## Directions for this task
Go through the entries below and copy each line containing the word "colonies".

## Listed entries
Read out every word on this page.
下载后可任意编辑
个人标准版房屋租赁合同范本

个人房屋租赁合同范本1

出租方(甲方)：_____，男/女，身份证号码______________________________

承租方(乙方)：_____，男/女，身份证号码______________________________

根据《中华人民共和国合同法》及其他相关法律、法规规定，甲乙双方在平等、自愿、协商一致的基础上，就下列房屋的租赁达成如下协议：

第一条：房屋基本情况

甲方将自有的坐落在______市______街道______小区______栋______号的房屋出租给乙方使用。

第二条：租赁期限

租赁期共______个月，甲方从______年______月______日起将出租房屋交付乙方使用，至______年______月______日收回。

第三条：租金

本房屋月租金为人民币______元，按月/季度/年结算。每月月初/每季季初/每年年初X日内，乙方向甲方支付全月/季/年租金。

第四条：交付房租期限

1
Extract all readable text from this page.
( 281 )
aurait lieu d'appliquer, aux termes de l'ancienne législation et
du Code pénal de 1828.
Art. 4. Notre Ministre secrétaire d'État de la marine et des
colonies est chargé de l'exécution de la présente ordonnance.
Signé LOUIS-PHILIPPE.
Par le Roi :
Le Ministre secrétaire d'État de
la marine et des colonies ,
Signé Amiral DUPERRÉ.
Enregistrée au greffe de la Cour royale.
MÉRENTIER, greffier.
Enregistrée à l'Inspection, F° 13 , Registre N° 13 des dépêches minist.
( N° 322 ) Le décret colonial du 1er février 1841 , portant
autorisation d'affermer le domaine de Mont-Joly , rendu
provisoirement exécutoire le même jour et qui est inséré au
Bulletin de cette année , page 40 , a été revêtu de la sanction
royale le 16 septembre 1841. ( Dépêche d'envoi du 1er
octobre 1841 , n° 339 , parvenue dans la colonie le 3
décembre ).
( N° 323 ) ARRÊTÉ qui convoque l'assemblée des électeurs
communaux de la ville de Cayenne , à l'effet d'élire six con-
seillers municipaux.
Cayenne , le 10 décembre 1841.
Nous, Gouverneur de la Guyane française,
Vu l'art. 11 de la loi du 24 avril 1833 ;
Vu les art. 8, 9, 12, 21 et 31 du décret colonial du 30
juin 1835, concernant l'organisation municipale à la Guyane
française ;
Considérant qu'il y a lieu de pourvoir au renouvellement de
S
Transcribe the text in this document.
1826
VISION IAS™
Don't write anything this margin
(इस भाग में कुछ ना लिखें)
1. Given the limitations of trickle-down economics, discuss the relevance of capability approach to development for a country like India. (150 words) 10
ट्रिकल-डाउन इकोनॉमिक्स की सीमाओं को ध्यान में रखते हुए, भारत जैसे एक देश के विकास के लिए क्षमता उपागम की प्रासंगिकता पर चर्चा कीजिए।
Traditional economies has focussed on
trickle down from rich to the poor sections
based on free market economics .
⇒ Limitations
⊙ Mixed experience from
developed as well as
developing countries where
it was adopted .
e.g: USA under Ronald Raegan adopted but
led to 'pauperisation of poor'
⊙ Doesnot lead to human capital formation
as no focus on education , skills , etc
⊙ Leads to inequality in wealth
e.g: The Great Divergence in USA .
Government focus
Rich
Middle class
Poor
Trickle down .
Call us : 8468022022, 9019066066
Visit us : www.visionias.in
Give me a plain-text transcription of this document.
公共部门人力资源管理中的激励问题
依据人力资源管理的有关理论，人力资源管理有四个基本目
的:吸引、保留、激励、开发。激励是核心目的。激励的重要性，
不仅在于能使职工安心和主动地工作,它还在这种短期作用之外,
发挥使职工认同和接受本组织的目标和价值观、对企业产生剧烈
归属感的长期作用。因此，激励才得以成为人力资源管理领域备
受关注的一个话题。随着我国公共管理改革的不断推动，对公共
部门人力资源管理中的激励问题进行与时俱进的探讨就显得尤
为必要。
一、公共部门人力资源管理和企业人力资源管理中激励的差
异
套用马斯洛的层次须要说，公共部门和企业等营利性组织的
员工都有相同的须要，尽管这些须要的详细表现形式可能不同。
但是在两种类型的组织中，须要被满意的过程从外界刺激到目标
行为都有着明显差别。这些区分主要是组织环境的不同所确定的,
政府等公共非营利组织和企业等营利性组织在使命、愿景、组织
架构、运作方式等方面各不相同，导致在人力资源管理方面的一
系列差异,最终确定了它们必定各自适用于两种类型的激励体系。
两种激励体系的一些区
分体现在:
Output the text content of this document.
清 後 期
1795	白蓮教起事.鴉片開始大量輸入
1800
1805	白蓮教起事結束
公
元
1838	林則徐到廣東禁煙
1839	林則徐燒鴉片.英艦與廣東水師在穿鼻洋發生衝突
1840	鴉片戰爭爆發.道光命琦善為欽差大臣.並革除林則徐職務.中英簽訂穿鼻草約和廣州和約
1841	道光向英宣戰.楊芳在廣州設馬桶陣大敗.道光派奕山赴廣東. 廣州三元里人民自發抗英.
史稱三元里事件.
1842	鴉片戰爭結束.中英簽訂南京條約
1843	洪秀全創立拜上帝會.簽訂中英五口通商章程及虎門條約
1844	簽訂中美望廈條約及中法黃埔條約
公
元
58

## Output for this task
colonies est chargé de l'exécution de la présente ordonnance.
la marine et des colonies ,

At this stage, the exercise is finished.